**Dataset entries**

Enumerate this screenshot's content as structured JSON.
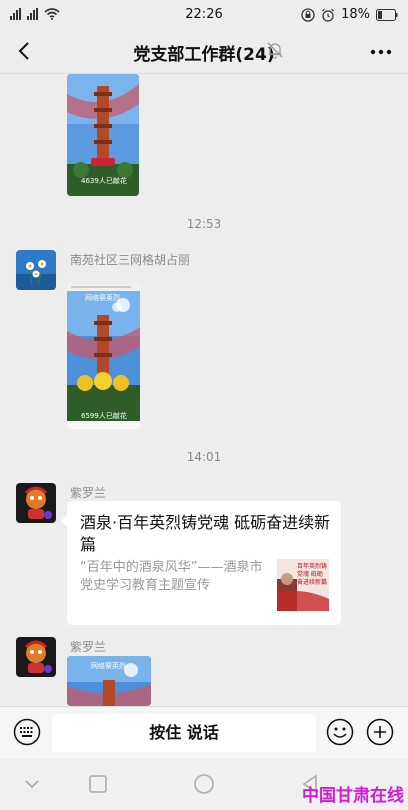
{
  "status_bar": {
    "time": "22:26",
    "battery": "18%",
    "network_left": "4G",
    "network_right": "4G"
  },
  "header": {
    "title": "党支部工作群(24)"
  },
  "messages": {
    "timestamp_1": "12:53",
    "timestamp_2": "14:01",
    "sender_1": "南苑社区三网格胡占丽",
    "sender_2": "紫罗兰",
    "sender_3": "紫罗兰",
    "poster_1_banner": "",
    "poster_2_banner": "网络祭英烈",
    "poster_3_banner": "网络祭英烈",
    "poster_count_1": "4639人已献花",
    "poster_count_2": "6599人已献花",
    "card": {
      "title": "酒泉·百年英烈铸党魂 砥砺奋进续新篇",
      "description": "“百年中的酒泉风华”——酒泉市党史学习教育主题宣传",
      "thumb_text": "百年英烈铸党魂 砥砺奋进续新篇"
    }
  },
  "input_bar": {
    "hold_to_talk": "按住 说话"
  },
  "watermark": "中国甘肃在线",
  "colors": {
    "background": "#ededed",
    "watermark": "#d11bd6",
    "bubble": "#ffffff"
  }
}
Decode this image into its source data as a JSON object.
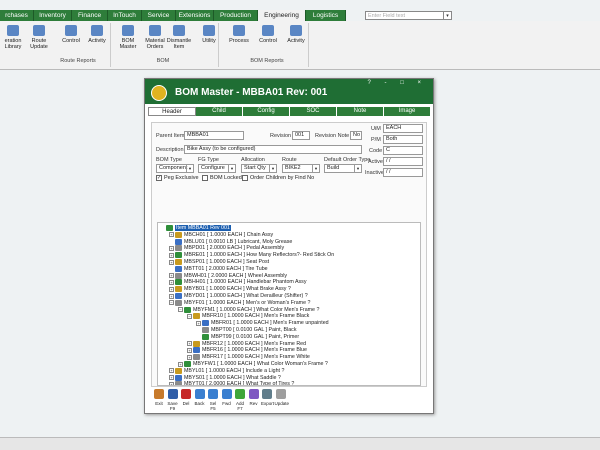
{
  "main_tabs": [
    {
      "label": "rchases"
    },
    {
      "label": "Inventory"
    },
    {
      "label": "Finance"
    },
    {
      "label": "InTouch"
    },
    {
      "label": "Service"
    },
    {
      "label": "Extensions"
    },
    {
      "label": "Production"
    },
    {
      "label": "Engineering",
      "active": true
    },
    {
      "label": "Logistics"
    }
  ],
  "search": {
    "placeholder": "Enter Field text"
  },
  "ribbon": {
    "buttons": [
      "eration\nLibrary",
      "Route\nUpdate",
      "Control",
      "Activity",
      "BOM\nMaster",
      "Material\nOrders",
      "Dismantle\nItem",
      "Utility",
      "Process",
      "Control",
      "Activity"
    ],
    "groups": [
      "Route Reports",
      "BOM",
      "BOM Reports"
    ]
  },
  "window": {
    "title": "BOM Master - MBBA01  Rev: 001",
    "controls": "? - □ ×",
    "tabs": [
      "Header",
      "Child",
      "Config",
      "SOC",
      "Note",
      "Image"
    ],
    "parent_item_label": "Parent Item",
    "parent_item": "MBBA01",
    "revision_label": "Revision",
    "revision": "001",
    "revision_note_label": "Revision Note",
    "revision_note": "No",
    "description_label": "Description",
    "description": "Bike Assy (to be configured)",
    "uim_label": "UiM",
    "uim": "EACH",
    "pm_label": "P/M",
    "pm": "Both",
    "code_label": "Code",
    "code": "C",
    "active_label": "Active",
    "active": "/ /",
    "inactive_label": "Inactive",
    "inactive": "/ /",
    "bom_type_label": "BOM Type",
    "bom_type": "Component",
    "fg_type_label": "FG Type",
    "fg_type": "Configure",
    "allocation_label": "Allocation",
    "allocation": "Start Qty",
    "route_label": "Route",
    "route": "BIKE2",
    "default_order_label": "Default Order Type",
    "default_order": "Build",
    "peg_exclusive": "Peg Exclusive",
    "bom_locked": "BOM Locked",
    "order_children": "Order Children by Find No"
  },
  "tree": [
    {
      "text": "Item MBBA01 Rev 001",
      "level": 0,
      "selected": true
    },
    {
      "text": "MBCH01 [ 1.0000 EACH ] Chain Assy",
      "level": 1,
      "exp": "+"
    },
    {
      "text": "MBLU01 [ 0.0010 LB ] Lubricant, Moly Grease",
      "level": 1
    },
    {
      "text": "MBPD01 [ 2.0000 EACH ] Pedal Assembly",
      "level": 1,
      "exp": "+"
    },
    {
      "text": "MBRE01 [ 1.0000 EACH ] How Many Reflectors?- Red Stick On",
      "level": 1,
      "exp": "+"
    },
    {
      "text": "MBSP01 [ 1.0000 EACH ] Seat Post",
      "level": 1,
      "exp": "+"
    },
    {
      "text": "MBTT01 [ 2.0000 EACH ] Tire Tube",
      "level": 1
    },
    {
      "text": "MBWH01 [ 2.0000 EACH ] Wheel Assembly",
      "level": 1,
      "exp": "+"
    },
    {
      "text": "MBHH01 [ 1.0000 EACH ] Handlebar Phantom Assy",
      "level": 1,
      "exp": "+"
    },
    {
      "text": "MBYB01 [ 1.0000 EACH ] What Brake Assy ?",
      "level": 1,
      "exp": "+"
    },
    {
      "text": "MBYD01 [ 1.0000 EACH ] What Derailleur (Shifter) ?",
      "level": 1,
      "exp": "+"
    },
    {
      "text": "MBYF01 [ 1.0000 EACH ] Men's or Woman's Frame ?",
      "level": 1,
      "exp": "-"
    },
    {
      "text": "MBYFM1 [ 1.0000 EACH ] What Color Men's Frame ?",
      "level": 2,
      "exp": "-"
    },
    {
      "text": "MBFR10 [ 1.0000 EACH ] Men's Frame Black",
      "level": 3,
      "exp": "-"
    },
    {
      "text": "MBFR01 [ 1.0000 EACH ] Men's Frame unpainted",
      "level": 4,
      "exp": "+"
    },
    {
      "text": "MBPT00 [ 0.0100 GAL ] Paint, Black",
      "level": 4
    },
    {
      "text": "MBPT99 [ 0.0100 GAL ] Paint, Primer",
      "level": 4
    },
    {
      "text": "MBFR12 [ 1.0000 EACH ] Men's Frame Red",
      "level": 3,
      "exp": "+"
    },
    {
      "text": "MBFR16 [ 1.0000 EACH ] Men's Frame Blue",
      "level": 3,
      "exp": "+"
    },
    {
      "text": "MBFR17 [ 1.0000 EACH ] Men's Frame White",
      "level": 3,
      "exp": "+"
    },
    {
      "text": "MBYFW1 [ 1.0000 EACH ] What Color Woman's Frame ?",
      "level": 2,
      "exp": "+"
    },
    {
      "text": "MBYL01 [ 1.0000 EACH ] Include a Light ?",
      "level": 1,
      "exp": "+"
    },
    {
      "text": "MBYS01 [ 1.0000 EACH ] What Saddle ?",
      "level": 1,
      "exp": "+"
    },
    {
      "text": "MBYT01 [ 2.0000 EACH ] What Type of Tires ?",
      "level": 1,
      "exp": "+"
    }
  ],
  "toolbar": [
    {
      "label": "Exit",
      "icon": "home-icon",
      "color": "#c77a2b"
    },
    {
      "label": "Save F9",
      "icon": "save-icon",
      "color": "#2f5ea8"
    },
    {
      "label": "Del",
      "icon": "delete-icon",
      "color": "#c62828"
    },
    {
      "label": "Back",
      "icon": "arrow-left-icon",
      "color": "#3a7fd0"
    },
    {
      "label": "Sel F5",
      "icon": "search-icon",
      "color": "#3a7fd0"
    },
    {
      "label": "Fwd",
      "icon": "arrow-right-icon",
      "color": "#3a7fd0"
    },
    {
      "label": "Add F7",
      "icon": "add-icon",
      "color": "#3fa63a"
    },
    {
      "label": "Rev",
      "icon": "revision-icon",
      "color": "#7e57c2"
    },
    {
      "label": "Export",
      "icon": "export-icon",
      "color": "#607d8b"
    },
    {
      "label": "Update",
      "icon": "update-icon",
      "color": "#9e9e9e"
    }
  ],
  "colors": {
    "brand": "#2e7d3a",
    "title": "#1f6e34",
    "selection": "#1c5fb0"
  }
}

**GOAL**
Keep the pictures out of your copy, and repeat every entry above exactly.

**TASK OUTPUT**
Enumerate this screenshot's content as structured JSON.
{
  "status_bar": {
    "time": "22:26",
    "battery": "18%",
    "network_left": "4G",
    "network_right": "4G"
  },
  "header": {
    "title": "党支部工作群(24)"
  },
  "messages": {
    "timestamp_1": "12:53",
    "timestamp_2": "14:01",
    "sender_1": "南苑社区三网格胡占丽",
    "sender_2": "紫罗兰",
    "sender_3": "紫罗兰",
    "poster_1_banner": "",
    "poster_2_banner": "网络祭英烈",
    "poster_3_banner": "网络祭英烈",
    "poster_count_1": "4639人已献花",
    "poster_count_2": "6599人已献花",
    "card": {
      "title": "酒泉·百年英烈铸党魂 砥砺奋进续新篇",
      "description": "“百年中的酒泉风华”——酒泉市党史学习教育主题宣传",
      "thumb_text": "百年英烈铸党魂 砥砺奋进续新篇"
    }
  },
  "input_bar": {
    "hold_to_talk": "按住 说话"
  },
  "watermark": "中国甘肃在线",
  "colors": {
    "background": "#ededed",
    "watermark": "#d11bd6",
    "bubble": "#ffffff"
  }
}
Decode this image into its source data as a JSON object.
{
  "main_tabs": [
    {
      "label": "rchases"
    },
    {
      "label": "Inventory"
    },
    {
      "label": "Finance"
    },
    {
      "label": "InTouch"
    },
    {
      "label": "Service"
    },
    {
      "label": "Extensions"
    },
    {
      "label": "Production"
    },
    {
      "label": "Engineering",
      "active": true
    },
    {
      "label": "Logistics"
    }
  ],
  "search": {
    "placeholder": "Enter Field text"
  },
  "ribbon": {
    "buttons": [
      "eration\nLibrary",
      "Route\nUpdate",
      "Control",
      "Activity",
      "BOM\nMaster",
      "Material\nOrders",
      "Dismantle\nItem",
      "Utility",
      "Process",
      "Control",
      "Activity"
    ],
    "groups": [
      "Route Reports",
      "BOM",
      "BOM Reports"
    ]
  },
  "window": {
    "title": "BOM Master - MBBA01  Rev: 001",
    "controls": "? - □ ×",
    "tabs": [
      "Header",
      "Child",
      "Config",
      "SOC",
      "Note",
      "Image"
    ],
    "parent_item_label": "Parent Item",
    "parent_item": "MBBA01",
    "revision_label": "Revision",
    "revision": "001",
    "revision_note_label": "Revision Note",
    "revision_note": "No",
    "description_label": "Description",
    "description": "Bike Assy (to be configured)",
    "uim_label": "UiM",
    "uim": "EACH",
    "pm_label": "P/M",
    "pm": "Both",
    "code_label": "Code",
    "code": "C",
    "active_label": "Active",
    "active": "/ /",
    "inactive_label": "Inactive",
    "inactive": "/ /",
    "bom_type_label": "BOM Type",
    "bom_type": "Component",
    "fg_type_label": "FG Type",
    "fg_type": "Configure",
    "allocation_label": "Allocation",
    "allocation": "Start Qty",
    "route_label": "Route",
    "route": "BIKE2",
    "default_order_label": "Default Order Type",
    "default_order": "Build",
    "peg_exclusive": "Peg Exclusive",
    "bom_locked": "BOM Locked",
    "order_children": "Order Children by Find No"
  },
  "tree": [
    {
      "text": "Item MBBA01 Rev 001",
      "level": 0,
      "selected": true
    },
    {
      "text": "MBCH01 [ 1.0000 EACH ] Chain Assy",
      "level": 1,
      "exp": "+"
    },
    {
      "text": "MBLU01 [ 0.0010 LB ] Lubricant, Moly Grease",
      "level": 1
    },
    {
      "text": "MBPD01 [ 2.0000 EACH ] Pedal Assembly",
      "level": 1,
      "exp": "+"
    },
    {
      "text": "MBRE01 [ 1.0000 EACH ] How Many Reflectors?- Red Stick On",
      "level": 1,
      "exp": "+"
    },
    {
      "text": "MBSP01 [ 1.0000 EACH ] Seat Post",
      "level": 1,
      "exp": "+"
    },
    {
      "text": "MBTT01 [ 2.0000 EACH ] Tire Tube",
      "level": 1
    },
    {
      "text": "MBWH01 [ 2.0000 EACH ] Wheel Assembly",
      "level": 1,
      "exp": "+"
    },
    {
      "text": "MBHH01 [ 1.0000 EACH ] Handlebar Phantom Assy",
      "level": 1,
      "exp": "+"
    },
    {
      "text": "MBYB01 [ 1.0000 EACH ] What Brake Assy ?",
      "level": 1,
      "exp": "+"
    },
    {
      "text": "MBYD01 [ 1.0000 EACH ] What Derailleur (Shifter) ?",
      "level": 1,
      "exp": "+"
    },
    {
      "text": "MBYF01 [ 1.0000 EACH ] Men's or Woman's Frame ?",
      "level": 1,
      "exp": "-"
    },
    {
      "text": "MBYFM1 [ 1.0000 EACH ] What Color Men's Frame ?",
      "level": 2,
      "exp": "-"
    },
    {
      "text": "MBFR10 [ 1.0000 EACH ] Men's Frame Black",
      "level": 3,
      "exp": "-"
    },
    {
      "text": "MBFR01 [ 1.0000 EACH ] Men's Frame unpainted",
      "level": 4,
      "exp": "+"
    },
    {
      "text": "MBPT00 [ 0.0100 GAL ] Paint, Black",
      "level": 4
    },
    {
      "text": "MBPT99 [ 0.0100 GAL ] Paint, Primer",
      "level": 4
    },
    {
      "text": "MBFR12 [ 1.0000 EACH ] Men's Frame Red",
      "level": 3,
      "exp": "+"
    },
    {
      "text": "MBFR16 [ 1.0000 EACH ] Men's Frame Blue",
      "level": 3,
      "exp": "+"
    },
    {
      "text": "MBFR17 [ 1.0000 EACH ] Men's Frame White",
      "level": 3,
      "exp": "+"
    },
    {
      "text": "MBYFW1 [ 1.0000 EACH ] What Color Woman's Frame ?",
      "level": 2,
      "exp": "+"
    },
    {
      "text": "MBYL01 [ 1.0000 EACH ] Include a Light ?",
      "level": 1,
      "exp": "+"
    },
    {
      "text": "MBYS01 [ 1.0000 EACH ] What Saddle ?",
      "level": 1,
      "exp": "+"
    },
    {
      "text": "MBYT01 [ 2.0000 EACH ] What Type of Tires ?",
      "level": 1,
      "exp": "+"
    }
  ],
  "toolbar": [
    {
      "label": "Exit",
      "icon": "home-icon",
      "color": "#c77a2b"
    },
    {
      "label": "Save F9",
      "icon": "save-icon",
      "color": "#2f5ea8"
    },
    {
      "label": "Del",
      "icon": "delete-icon",
      "color": "#c62828"
    },
    {
      "label": "Back",
      "icon": "arrow-left-icon",
      "color": "#3a7fd0"
    },
    {
      "label": "Sel F5",
      "icon": "search-icon",
      "color": "#3a7fd0"
    },
    {
      "label": "Fwd",
      "icon": "arrow-right-icon",
      "color": "#3a7fd0"
    },
    {
      "label": "Add F7",
      "icon": "add-icon",
      "color": "#3fa63a"
    },
    {
      "label": "Rev",
      "icon": "revision-icon",
      "color": "#7e57c2"
    },
    {
      "label": "Export",
      "icon": "export-icon",
      "color": "#607d8b"
    },
    {
      "label": "Update",
      "icon": "update-icon",
      "color": "#9e9e9e"
    }
  ],
  "colors": {
    "brand": "#2e7d3a",
    "title": "#1f6e34",
    "selection": "#1c5fb0"
  }
}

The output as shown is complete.